++++ GEGEVEN TEKST ++++

Kerk & religie

„Maar bovenal: Lees de Schrift, de Schrift!”

„Als je in gesprek raakt met een niet-christelijke medestudent, wat zeg je dan? „Ik ben net zo onbekeerd als jij; met mij is het zelfs nog tien keer zo erg, want ik ben van jongs af onder de waarheid opgegroeid”? Zeg je: „Als jij sterft zoals je nu leeft, ga je voor eeuwig verloren?” Hoe ver moet je hierin gaan?”

Kerkredactie
6 October 2003 10:11Gewijzigd op 14 November 2020 00:37

Het antwoord ligt in 1 Petrus 3:15b, zei L. M. P. Scholten zaterdag op de najaarsvergadering van de studentenvereniging Solidamentum, in Gouda. „En zijt altijd bereid tot verantwoording aan een iegelijk die u rekenschap afeist van de hoop die in u is, met zachtmoedigheid en vreze. Daar ligt in feite alles in.”

De apostel zegt hier: „Zijt altijd bereid.” Scholten: „We zullen in alle voorkomende gevallen, bereid én in staat moeten zijn om ons te verantwoorden. Waarvan? Nu moet je even goed opletten. Petrus spreekt hier over „de hoop die in u is.” Misschien zeggen sommigen van jullie nu: „Dan is de apostel bij mij aan het verkeerde adres. Want die hoop ken ik niet.” Maar zo gemakkelijk kom je er niet vanaf. Want Petrus gebruikt het woordje „hoop” hier niet in de eerste plaats in de zin van „uw enige troost”, maar heeft vooral het oog op de hele léér des geloofs, op de onwankelbare belijdenis der hoop. En daarvan zegt hij dat we bereid en in staat moeten zijn om ons te verantwoorden.”

Verdiep je dan maar in de geschriften van Gods knechten, zei Scholten. „Ik las deze week over ds. G. H. Kersten dat hij in zijn jeugd Comrie vermalen heeft. Dat zou ik jullie nu willen meegeven. Om ds. Kersten maar te gaan vermalen. Hij was een zeldzaam begaafd godgeleerde. Begin maar met zijn ”Korte lessen over Kort Begrip”, lees vervolgens zijn Dogmatiek, catechismusverklaring en meditaties over Hebreeën 11. En als je die vermalen hebt, ga dan verder met Comrie, daarna Brakel, en dan Calvijn.

Maar bovenal: lees de Schrift, de Schrift, de Schrift! Zorg dat je kunt aantonen dat het christelijk geloof niet iets achterlijks is, maar dat het strekt tot het wezenlijk welzijn van de mensen. Je hoort wel eens zeggen: „Wees toch wijzer, stop toch met dat lezen, al die kennis in je hoofd. Als God in je leven komt, krijg je er meer last dan gemak van.” Maar zo spreekt de Schrift niet!”

++++ AANGELEVERD MATERIAAL ++++

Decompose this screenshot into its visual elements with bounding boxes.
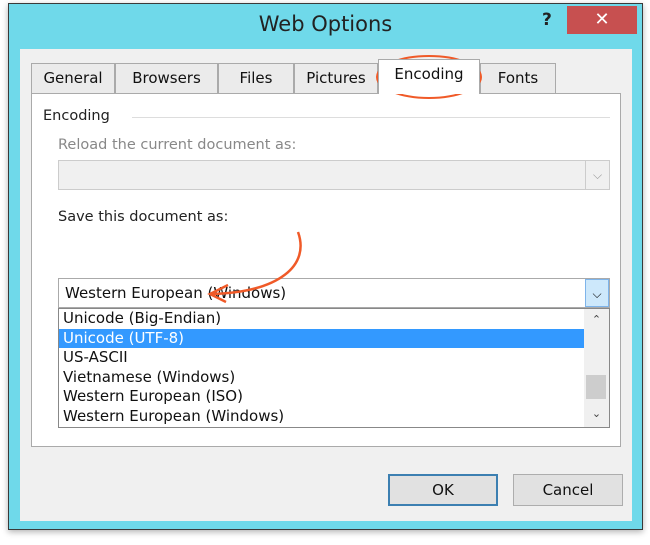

++++

■ **OPDRACHT 1**: In welke plaats werd volgens de gegeven tekst de najaarsvergadering van Solidamentum gehouden?
■ **OPDRACHT 2**: Schrijf uit de gegeven tekst letterlijk over van „Verdiep je dan” tot en met „en dan Calvijn.”.

■ **UITGEWERKT ANTWOORD 1**: In Gouda.

■ **UITGEWERKT ANTWOORD 2**:
Verdiep je dan maar in de geschriften van Gods knechten, zei Scholten. „Ik las deze week over ds. G. H. Kersten dat hij in zijn jeugd Comrie vermalen heeft. Dat zou ik jullie nu willen meegeven. Om ds. Kersten maar te gaan vermalen. Hij was een zeldzaam begaafd godgeleerde. Begin maar met zijn ”Korte lessen over Kort Begrip”, lees vervolgens zijn Dogmatiek, catechismusverklaring en meditaties over Hebreeën 11. En als je die vermalen hebt, ga dan verder met Comrie, daarna Brakel, en dan Calvijn.